* _Requirement_
Pictures don't belong in the copy; print all the records exactly.

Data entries
───

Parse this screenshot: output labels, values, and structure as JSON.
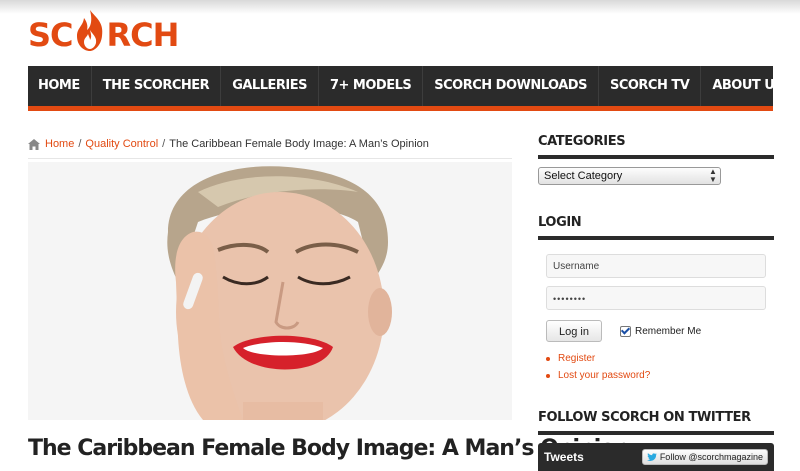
{
  "logo": {
    "text_before": "SC",
    "text_after": "RCH",
    "alt": "SCORCH"
  },
  "nav": [
    {
      "label": "HOME"
    },
    {
      "label": "THE SCORCHER"
    },
    {
      "label": "GALLERIES"
    },
    {
      "label": "7+ MODELS"
    },
    {
      "label": "SCORCH DOWNLOADS"
    },
    {
      "label": "SCORCH TV"
    },
    {
      "label": "ABOUT US »"
    }
  ],
  "breadcrumb": {
    "home": "Home",
    "category": "Quality Control",
    "current": "The Caribbean Female Body Image: A Man’s Opinion",
    "separator": "/"
  },
  "post": {
    "title": "The Caribbean Female Body Image: A Man’s Opinion"
  },
  "sidebar": {
    "categories": {
      "title": "CATEGORIES",
      "select_value": "Select Category"
    },
    "login": {
      "title": "LOGIN",
      "username_placeholder": "Username",
      "password_value": "••••••••",
      "button_label": "Log in",
      "remember_label": "Remember Me",
      "register_link": "Register",
      "lost_password_link": "Lost your password?"
    },
    "twitter": {
      "title": "FOLLOW SCORCH ON TWITTER",
      "tweets_label": "Tweets",
      "follow_button": "Follow @scorchmagazine"
    }
  },
  "colors": {
    "accent": "#e24a12",
    "nav_bg": "#2b2b2b"
  }
}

───

* _Result_
Parse this screenshot: output labels, values, and structure as JSON.
{
  "logo": {
    "text_before": "SC",
    "text_after": "RCH",
    "alt": "SCORCH"
  },
  "nav": [
    {
      "label": "HOME"
    },
    {
      "label": "THE SCORCHER"
    },
    {
      "label": "GALLERIES"
    },
    {
      "label": "7+ MODELS"
    },
    {
      "label": "SCORCH DOWNLOADS"
    },
    {
      "label": "SCORCH TV"
    },
    {
      "label": "ABOUT US »"
    }
  ],
  "breadcrumb": {
    "home": "Home",
    "category": "Quality Control",
    "current": "The Caribbean Female Body Image: A Man’s Opinion",
    "separator": "/"
  },
  "post": {
    "title": "The Caribbean Female Body Image: A Man’s Opinion"
  },
  "sidebar": {
    "categories": {
      "title": "CATEGORIES",
      "select_value": "Select Category"
    },
    "login": {
      "title": "LOGIN",
      "username_placeholder": "Username",
      "password_value": "••••••••",
      "button_label": "Log in",
      "remember_label": "Remember Me",
      "register_link": "Register",
      "lost_password_link": "Lost your password?"
    },
    "twitter": {
      "title": "FOLLOW SCORCH ON TWITTER",
      "tweets_label": "Tweets",
      "follow_button": "Follow @scorchmagazine"
    }
  },
  "colors": {
    "accent": "#e24a12",
    "nav_bg": "#2b2b2b"
  }
}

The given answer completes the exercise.